Please copy the entries below without any changes, from the line containing "icon: water drop bbox=[60, 1430, 173, 1597]" through the line containing "header rules bbox=[49, 46, 795, 68]", including both of those lines.

[Box annotation data]
* * *

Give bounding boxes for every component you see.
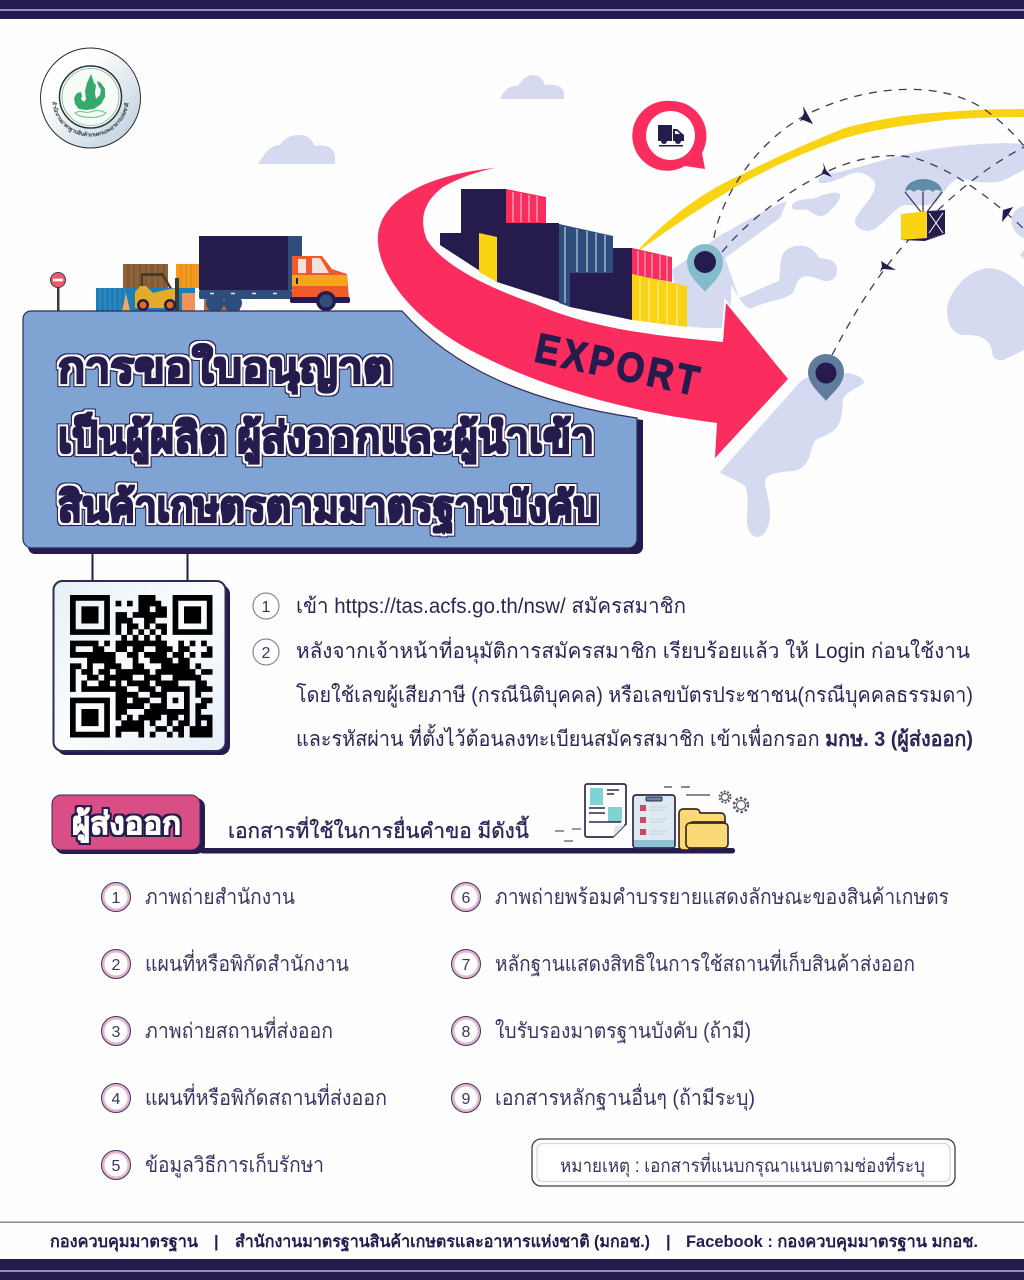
item 5: ข้อมูลวิธีการเก็บรักษา: [145, 1151, 324, 1178]
item 4: 4: [112, 1091, 121, 1108]
item 9: [452, 1083, 755, 1112]
title text: [58, 343, 598, 534]
icon: clipboard: [633, 795, 675, 848]
item 7: [452, 949, 915, 978]
item 1: 1: [112, 890, 121, 907]
title text: เป็นผู้ผลิต ผู้ส่งออกและผู้นำเข้า: [58, 412, 594, 464]
item 1: [102, 882, 295, 912]
cargo yard: [96, 264, 240, 311]
title text: สินค้าเกษตรตามมาตรฐานบังคับ: [58, 483, 598, 534]
item 5: [102, 1150, 324, 1180]
QR modules: [70, 595, 212, 738]
item 8: ใบรับรองมาตรฐานบังคับ (ถ้ามี): [495, 1019, 751, 1043]
top band: [0, 0, 1024, 19]
item 7: 7: [462, 957, 471, 974]
parachute cargo: [901, 179, 945, 241]
flight routes: [714, 89, 1024, 355]
title text: การขอใบอนุญาต: [58, 343, 392, 394]
document icons: [555, 784, 748, 850]
item 1: ภาพถ่ายสำนักงาน: [145, 886, 295, 909]
plane right: [1002, 207, 1013, 222]
export label: EXPORT: [531, 326, 703, 405]
icon: gears: [720, 792, 748, 812]
footer text: |: [214, 1233, 219, 1251]
item 4: [102, 1083, 387, 1112]
item 4: แผนที่หรือพิกัดสถานที่ส่งออก: [145, 1083, 387, 1110]
containers: [440, 189, 687, 327]
item 3: [102, 1016, 333, 1046]
item 2: [102, 949, 349, 978]
icon: truck: [658, 125, 684, 146]
footer text: Facebook : กองควบคุมมาตรฐาน มกอช.: [686, 1233, 978, 1252]
cloud right: [500, 75, 564, 99]
world map: [672, 143, 1024, 537]
map pin: destination: [808, 354, 844, 401]
delivery truck: [199, 236, 350, 312]
instructions: หลังจากเจ้าหน้าที่อนุมัติการสมัครสมาชิก เรียบร้อยแล้ว ให้ Login ก่อนใช้งาน: [296, 636, 970, 664]
export arrow: [378, 168, 788, 458]
plane top: [800, 106, 813, 124]
icon: document: [585, 784, 626, 837]
documents list: left column: [102, 882, 387, 1180]
item 9: 9: [462, 1091, 471, 1108]
truck location bubble: [632, 101, 706, 171]
bottom band: [0, 1259, 1024, 1280]
step 2 marker: 2: [262, 645, 271, 662]
section header: [52, 795, 735, 854]
instructions: โดยใช้เลขผู้เสียภาษี (กรณีนิติบุคคล) หรือเลขบัตรประชาชน(กรณีบุคคลธรรมดา): [296, 683, 973, 708]
item 9: เอกสารหลักฐานอื่นๆ (ถ้ามีระบุ): [495, 1083, 755, 1111]
logo: สำนักงานมาตรฐานสินค้าเกษตรและอาหารแห่งชาติ: [52, 102, 129, 137]
badge label: ผู้ส่งออก: [72, 806, 181, 843]
QR code card: [54, 581, 230, 755]
icon: folder: [679, 809, 728, 850]
item 7: หลักฐานแสดงสิทธิในการใช้สถานที่เก็บสินค้าส่งออก: [495, 949, 915, 976]
item 3: 3: [112, 1024, 121, 1041]
logo: [40, 48, 141, 148]
note box: หมายเหตุ : เอกสารที่แนบกรุณาแนบตามช่องที่ระบุ: [560, 1152, 925, 1178]
footer text: สำนักงานมาตรฐานสินค้าเกษตรและอาหารแห่งชาติ (มกอช.): [235, 1232, 650, 1252]
stop sign: [50, 272, 66, 311]
instructions: และรหัสผ่าน ที่ตั้งไว้ต้อนลงทะเบียนสมัครสมาชิก เข้าเพื่อกรอก มกษ. 3 (ผู้ส่งออก): [296, 724, 973, 753]
item 3: ภาพถ่ายสถานที่ส่งออก: [145, 1016, 333, 1043]
item 6: [452, 882, 949, 912]
note box: [532, 1139, 955, 1186]
QR hanger lines: [92, 554, 188, 581]
instructions: [253, 593, 973, 753]
yellow arc: [640, 109, 1024, 250]
footer text: |: [666, 1233, 671, 1251]
footer rule: [0, 1222, 1024, 1223]
item 2: แผนที่หรือพิกัดสำนักงาน: [145, 949, 349, 976]
item 2: 2: [112, 957, 121, 974]
section subtitle: เอกสารที่ใช้ในการยื่นคำขอ มีดังนี้: [228, 816, 529, 843]
plane lower: [880, 261, 896, 272]
instructions: เข้า https://tas.acfs.go.th/nsw/ สมัครสมาชิก: [296, 595, 686, 618]
forklift: [135, 273, 179, 311]
item 8: 8: [462, 1024, 471, 1041]
plane middle: [821, 162, 832, 177]
cloud left: [258, 135, 335, 164]
footer text: [50, 1232, 978, 1252]
item 8: [452, 1016, 751, 1046]
item 6: ภาพถ่ายพร้อมคำบรรยายแสดงลักษณะของสินค้าเกษตร: [495, 886, 949, 909]
item 6: 6: [462, 890, 471, 907]
footer text: กองควบคุมมาตรฐาน: [50, 1233, 199, 1252]
step 1 marker: 1: [262, 599, 271, 616]
title panel: [23, 311, 643, 554]
step 2 marker: [253, 639, 279, 665]
step 1 marker: [253, 593, 279, 619]
documents list: right column: [452, 882, 949, 1112]
item 5: 5: [112, 1158, 121, 1175]
map pin: origin: [687, 244, 723, 292]
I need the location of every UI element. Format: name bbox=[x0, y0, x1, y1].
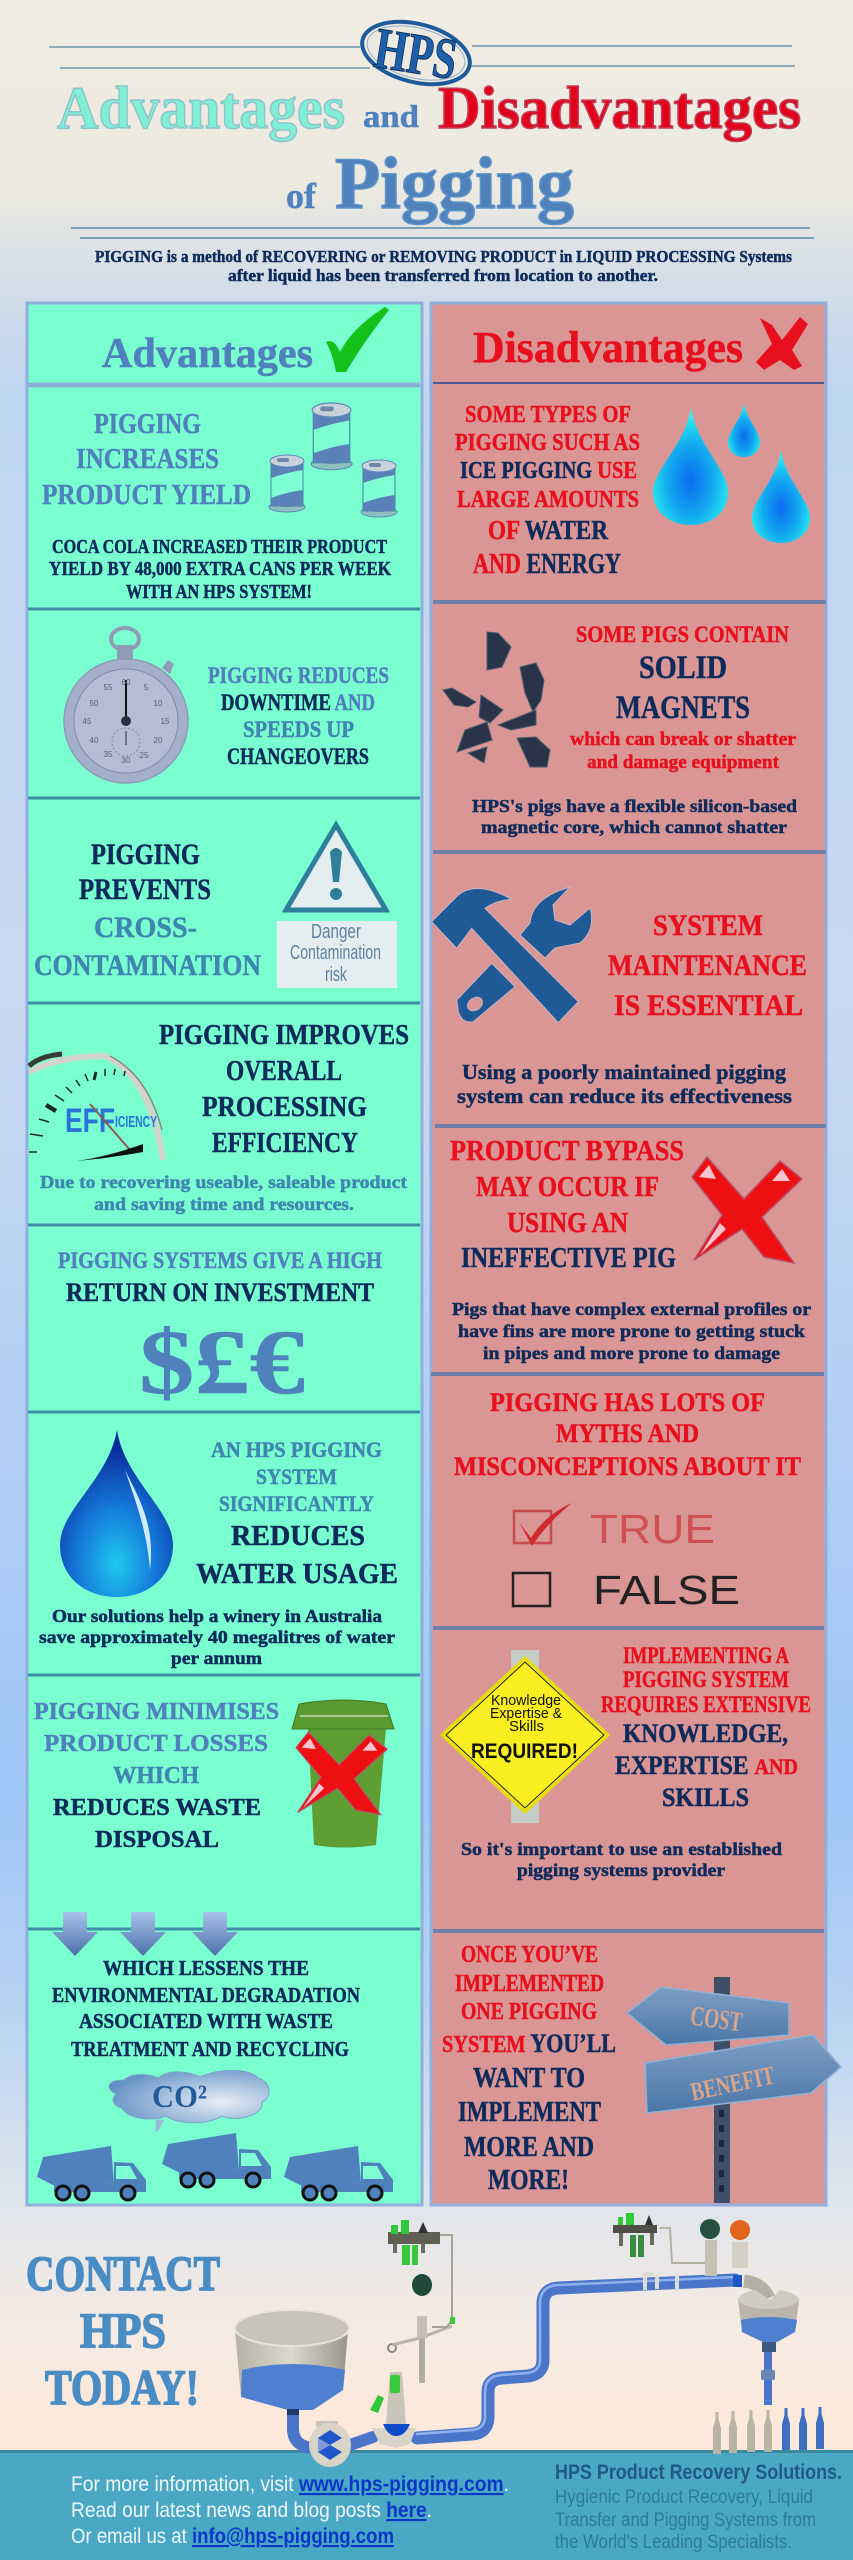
icon: water drop bbox=[60, 1430, 173, 1597]
contact heading: CONTACT bbox=[26, 2245, 220, 2301]
icon: stopwatch: 30 bbox=[122, 756, 131, 765]
block: downtime: PIGGING REDUCES bbox=[208, 663, 389, 688]
icon: yellow required sign: Expertise & bbox=[490, 1705, 562, 1722]
block: return on investment bbox=[58, 1248, 382, 1413]
company description: Transfer and Pigging Systems from bbox=[555, 2510, 816, 2531]
block: environmental degradation: WHICH LESSENS THE bbox=[103, 1956, 309, 1980]
block: efficiency: OVERALL bbox=[226, 1055, 342, 1087]
false option bbox=[513, 1567, 740, 1613]
block: downtime: SPEEDS UP bbox=[243, 717, 354, 742]
block: implement more bbox=[442, 1942, 841, 2203]
block: efficiency: and saving time and resources. bbox=[94, 1194, 354, 1214]
icon: red cross bbox=[756, 317, 808, 370]
block: return on investment: PIGGING SYSTEMS GIVE A HIGH bbox=[58, 1248, 382, 1273]
block: knowledge: PIGGING SYSTEM bbox=[623, 1667, 789, 1692]
true option bbox=[514, 1503, 715, 1552]
icon: stopwatch: 20 bbox=[154, 736, 163, 745]
block: system maintenance: SYSTEM bbox=[653, 909, 763, 942]
block: product yield: WITH AN HPS SYSTEM! bbox=[126, 582, 312, 603]
first gauge bbox=[412, 2274, 432, 2296]
block: water and energy: LARGE AMOUNTS bbox=[457, 487, 639, 513]
block: water usage: AN HPS PIGGING bbox=[211, 1437, 382, 1462]
block: water usage: Our solutions help a winery in Australia bbox=[52, 1606, 382, 1626]
block: downtime: CHANGEOVERS bbox=[227, 744, 369, 769]
icon: CO2 cloud: CO² bbox=[152, 2078, 207, 2114]
block: product yield: PRODUCT YIELD bbox=[42, 479, 251, 511]
block: implement more: WANT TO bbox=[473, 2063, 585, 2094]
block: cross contamination bbox=[34, 825, 397, 988]
block: implement more: ONCE YOU’VE bbox=[461, 1942, 598, 1968]
header rules bbox=[49, 46, 795, 68]
intro text: after liquid has been transferred from location to another. bbox=[228, 266, 658, 285]
block: solid magnets bbox=[443, 622, 797, 837]
first air unit bbox=[388, 2220, 455, 2327]
icon: stopwatch: 55 bbox=[104, 683, 113, 692]
block: solid magnets: magnetic core, which cannot shatter bbox=[481, 817, 787, 837]
block: myths: PIGGING HAS LOTS OF bbox=[490, 1388, 765, 1417]
icon: hammer and wrench bbox=[432, 887, 592, 1023]
contact heading: TODAY! bbox=[45, 2359, 199, 2415]
title: Pigging bbox=[335, 143, 574, 225]
block: myths bbox=[454, 1388, 801, 1613]
block: product yield: PIGGING bbox=[94, 408, 201, 440]
icon: large red cross bbox=[692, 1157, 802, 1263]
icon: yellow required sign: REQUIRED! bbox=[471, 1740, 578, 1763]
block: system maintenance: MAINTENANCE bbox=[608, 949, 807, 982]
block: knowledge: SKILLS bbox=[662, 1783, 749, 1812]
block: cross contamination: PIGGING bbox=[91, 838, 200, 871]
block: cross contamination: CONTAMINATION bbox=[34, 949, 261, 982]
outlet funnel bbox=[733, 2275, 799, 2405]
second and third gauges bbox=[700, 2219, 750, 2276]
icon: green tick bbox=[326, 307, 389, 372]
company description bbox=[555, 2461, 842, 2553]
block: knowledge: EXPERTISE AND bbox=[615, 1751, 798, 1780]
heading: disadvantages: Disadvantages bbox=[473, 323, 743, 372]
block: solid magnets: SOME PIGS CONTAIN bbox=[576, 622, 789, 647]
block: downtime: DOWNTIME AND bbox=[221, 690, 375, 715]
panel: disadvantages bbox=[431, 303, 841, 2205]
block: cross contamination: CROSS- bbox=[94, 911, 197, 944]
icon: warning triangle bbox=[286, 825, 386, 910]
diagram: pigging system bbox=[235, 2213, 824, 2467]
block: waste disposal bbox=[34, 1699, 394, 1853]
block: product bypass: Pigs that have complex external profiles or bbox=[452, 1299, 811, 1319]
block: product yield bbox=[42, 403, 397, 603]
block: water and energy: SOME TYPES OF bbox=[465, 402, 631, 428]
block: water and energy: AND ENERGY bbox=[473, 549, 621, 580]
icon: down arrows bbox=[52, 1912, 238, 1956]
icon: cans bbox=[269, 403, 397, 517]
contact links: Read our latest news and blog posts here. bbox=[71, 2499, 432, 2522]
block: water usage bbox=[39, 1430, 398, 1668]
block: system maintenance bbox=[432, 887, 807, 1108]
title: and bbox=[363, 98, 419, 134]
block: water usage: REDUCES bbox=[231, 1521, 365, 1552]
pipe clamps bbox=[642, 2272, 679, 2291]
block: efficiency bbox=[29, 1019, 409, 1214]
block: solid magnets: and damage equipment bbox=[587, 752, 780, 773]
icon: efficiency gauge: EFF bbox=[65, 1102, 115, 1140]
icon: stopwatch bbox=[64, 628, 188, 783]
block: water and energy bbox=[455, 402, 810, 580]
block: solid magnets: which can break or shatter bbox=[570, 729, 797, 750]
icon: stopwatch: 45 bbox=[83, 717, 92, 726]
block: implement more: MORE AND bbox=[464, 2132, 594, 2163]
bottles bbox=[713, 2407, 824, 2454]
block: water usage: SIGNIFICANTLY bbox=[219, 1491, 374, 1516]
logo: HPS: HPS bbox=[370, 15, 462, 92]
block: product bypass: in pipes and more prone to damage bbox=[483, 1343, 780, 1363]
second air unit bbox=[613, 2213, 705, 2263]
block: implement more: ONE PIGGING bbox=[461, 1999, 597, 2025]
block: water usage: save approximately 40 megalitres of water bbox=[39, 1627, 395, 1647]
block: knowledge: IMPLEMENTING A bbox=[623, 1643, 789, 1668]
icon: stopwatch: 15 bbox=[161, 717, 170, 726]
icon: efficiency gauge bbox=[29, 1054, 163, 1161]
block: system maintenance: system can reduce its effectiveness bbox=[457, 1084, 792, 1108]
block: waste disposal: REDUCES WASTE bbox=[53, 1795, 261, 1821]
block: water usage: WATER USAGE bbox=[196, 1559, 398, 1590]
block: implement more: IMPLEMENTED bbox=[455, 1971, 604, 1997]
block: implement more: SYSTEM YOU’LL bbox=[442, 2029, 616, 2058]
false option: FALSE bbox=[593, 1567, 740, 1613]
block: implement more: IMPLEMENT bbox=[458, 2097, 601, 2128]
contact heading bbox=[26, 2245, 220, 2415]
block: environmental degradation: ENVIRONMENTAL DEGRADATION bbox=[52, 1983, 360, 2007]
icon: cost benefit signpost bbox=[627, 1977, 841, 2203]
title rules bbox=[71, 228, 814, 238]
icon: yellow required sign: Knowledge bbox=[491, 1692, 561, 1709]
title bbox=[57, 75, 801, 225]
block: solid magnets: SOLID bbox=[639, 650, 727, 686]
contact links: For more information, visit www.hps-pigging.com. bbox=[71, 2473, 509, 2496]
icon: trucks bbox=[37, 2133, 393, 2200]
block: myths: MISCONCEPTIONS ABOUT IT bbox=[454, 1452, 801, 1481]
icon: magnet shards bbox=[443, 632, 550, 767]
feed tank bbox=[235, 2310, 349, 2415]
block: product bypass: INEFFECTIVE PIG bbox=[461, 1243, 676, 1274]
icon: stopwatch: 25 bbox=[140, 751, 149, 760]
contact links: Or email us at info@hps-pigging.com bbox=[71, 2525, 394, 2548]
block: environmental degradation bbox=[37, 1912, 393, 2200]
block: system maintenance: IS ESSENTIAL bbox=[614, 989, 803, 1022]
block: product bypass: have fins are more prone to getting stuck bbox=[458, 1321, 805, 1341]
block: efficiency: PROCESSING bbox=[202, 1091, 367, 1123]
icon: cost benefit signpost: COST bbox=[688, 2001, 744, 2039]
heading: advantages bbox=[102, 307, 389, 377]
block: waste disposal: DISPOSAL bbox=[95, 1827, 219, 1853]
block: return on investment: RETURN ON INVESTMENT bbox=[66, 1278, 374, 1307]
main pipework bbox=[293, 2277, 735, 2448]
icon: efficiency gauge: ICIENCY bbox=[115, 1114, 157, 1131]
block: solid magnets: HPS's pigs have a flexible silicon-based bbox=[472, 796, 797, 816]
company description: the World's Leading Specialists. bbox=[555, 2532, 792, 2553]
block: product bypass bbox=[450, 1136, 811, 1363]
icon: stopwatch: 35 bbox=[104, 750, 113, 759]
block: knowledge: pigging systems provider bbox=[517, 1860, 725, 1880]
icon: stopwatch: 5 bbox=[144, 683, 149, 692]
block: knowledge: KNOWLEDGE, bbox=[623, 1719, 788, 1748]
block: waste disposal: WHICH bbox=[113, 1763, 199, 1789]
contact heading: HPS bbox=[80, 2302, 166, 2358]
block: efficiency: PIGGING IMPROVES bbox=[159, 1019, 409, 1051]
block: waste disposal: PRODUCT LOSSES bbox=[44, 1731, 268, 1757]
valve and launcher bbox=[370, 2316, 452, 2448]
block: product bypass: MAY OCCUR IF bbox=[476, 1172, 659, 1203]
block: system maintenance: Using a poorly maintained pigging bbox=[462, 1060, 787, 1084]
block: cross contamination: PREVENTS bbox=[79, 873, 211, 906]
contact links bbox=[71, 2473, 509, 2548]
danger label: risk bbox=[325, 964, 348, 986]
pump bbox=[309, 2421, 351, 2467]
intro text bbox=[95, 247, 792, 285]
block: efficiency: Due to recovering useable, saleable product bbox=[40, 1172, 407, 1192]
block: downtime bbox=[64, 628, 389, 783]
icon: water drops bbox=[653, 403, 810, 543]
icon: stopwatch: 40 bbox=[90, 736, 99, 745]
block: waste disposal: PIGGING MINIMISES bbox=[34, 1699, 279, 1725]
block: product yield: INCREASES bbox=[76, 443, 219, 475]
block: product bypass: USING AN bbox=[507, 1208, 628, 1239]
icon: cost benefit signpost: BENEFIT bbox=[688, 2061, 777, 2107]
intro text: PIGGING is a method of RECOVERING or REMOVING PRODUCT in LIQUID PROCESSING Systems bbox=[95, 247, 792, 266]
block: water usage: per annum bbox=[171, 1648, 262, 1668]
icon: stopwatch: 10 bbox=[154, 699, 163, 708]
block: product yield: YIELD BY 48,000 EXTRA CANS PER WEEK bbox=[49, 559, 392, 580]
currency symbols: $£€ bbox=[139, 1311, 305, 1413]
block: water and energy: PIGGING SUCH AS bbox=[455, 430, 640, 456]
block: knowledge: So it's important to use an established bbox=[461, 1839, 782, 1859]
danger label bbox=[277, 921, 397, 988]
company description: Hygienic Product Recovery, Liquid bbox=[555, 2487, 813, 2508]
block: solid magnets: MAGNETS bbox=[616, 690, 750, 726]
block: water and energy: OF WATER bbox=[488, 515, 608, 545]
icon: green bin with red cross bbox=[292, 1700, 394, 1848]
icon: yellow required sign bbox=[442, 1650, 608, 1823]
block: product yield: COCA COLA INCREASED THEIR PRODUCT bbox=[52, 537, 387, 558]
heading: advantages: Advantages bbox=[102, 331, 313, 377]
block: efficiency: EFFICIENCY bbox=[212, 1127, 358, 1159]
block: implement more: MORE! bbox=[488, 2165, 569, 2196]
icon: stopwatch: 60 bbox=[122, 678, 131, 687]
block: knowledge: REQUIRES EXTENSIVE bbox=[601, 1692, 811, 1717]
true option: TRUE bbox=[590, 1506, 715, 1552]
icon: stopwatch: 50 bbox=[90, 699, 99, 708]
block: myths: MYTHS AND bbox=[556, 1419, 699, 1448]
block: environmental degradation: TREATMENT AND RECYCLING bbox=[71, 2037, 349, 2061]
block: environmental degradation: ASSOCIATED WITH WASTE bbox=[79, 2009, 333, 2033]
title: Disadvantages bbox=[438, 75, 801, 141]
block: water and energy: ICE PIGGING USE bbox=[460, 458, 637, 484]
danger label: Danger bbox=[311, 921, 361, 943]
title: Advantages bbox=[57, 75, 345, 141]
block: knowledge bbox=[442, 1643, 811, 1880]
icon: yellow required sign: Skills bbox=[509, 1718, 544, 1735]
footer band bbox=[0, 2450, 853, 2560]
icon: CO2 cloud bbox=[109, 2070, 269, 2132]
block: water usage: SYSTEM bbox=[256, 1464, 337, 1489]
panel: advantages bbox=[27, 303, 422, 2205]
title: of bbox=[286, 176, 317, 216]
block: product bypass: PRODUCT BYPASS bbox=[450, 1136, 684, 1167]
danger label: Contamination bbox=[290, 942, 381, 964]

* * *

** PROBLEM SOLUTION **
icon: water drop bbox=[60, 1430, 173, 1597]
contact heading: CONTACT bbox=[26, 2245, 220, 2301]
icon: stopwatch: 30 bbox=[122, 756, 131, 765]
block: downtime: PIGGING REDUCES bbox=[208, 663, 389, 688]
icon: yellow required sign: Expertise & bbox=[490, 1705, 562, 1722]
block: return on investment bbox=[58, 1248, 382, 1413]
company description: Transfer and Pigging Systems from bbox=[555, 2510, 816, 2531]
block: environmental degradation: WHICH LESSENS THE bbox=[103, 1956, 309, 1980]
block: efficiency: OVERALL bbox=[226, 1055, 342, 1087]
false option bbox=[513, 1567, 740, 1613]
block: downtime: SPEEDS UP bbox=[243, 717, 354, 742]
block: implement more bbox=[442, 1942, 841, 2203]
block: efficiency: and saving time and resources. bbox=[94, 1194, 354, 1214]
icon: red cross bbox=[756, 317, 808, 370]
block: return on investment: PIGGING SYSTEMS GIVE A HIGH bbox=[58, 1248, 382, 1273]
block: knowledge: PIGGING SYSTEM bbox=[623, 1667, 789, 1692]
true option bbox=[514, 1503, 715, 1552]
icon: stopwatch: 20 bbox=[154, 736, 163, 745]
block: system maintenance: SYSTEM bbox=[653, 909, 763, 942]
block: product yield: WITH AN HPS SYSTEM! bbox=[126, 582, 312, 603]
first gauge bbox=[412, 2274, 432, 2296]
block: water and energy: LARGE AMOUNTS bbox=[457, 487, 639, 513]
block: water usage: AN HPS PIGGING bbox=[211, 1437, 382, 1462]
block: water usage: Our solutions help a winery in Australia bbox=[52, 1606, 382, 1626]
block: downtime: CHANGEOVERS bbox=[227, 744, 369, 769]
icon: CO2 cloud: CO² bbox=[152, 2078, 207, 2114]
block: product yield: PRODUCT YIELD bbox=[42, 479, 251, 511]
block: implement more: WANT TO bbox=[473, 2063, 585, 2094]
block: cross contamination bbox=[34, 825, 397, 988]
block: implement more: ONCE YOU’VE bbox=[461, 1942, 598, 1968]
header rules bbox=[49, 46, 795, 68]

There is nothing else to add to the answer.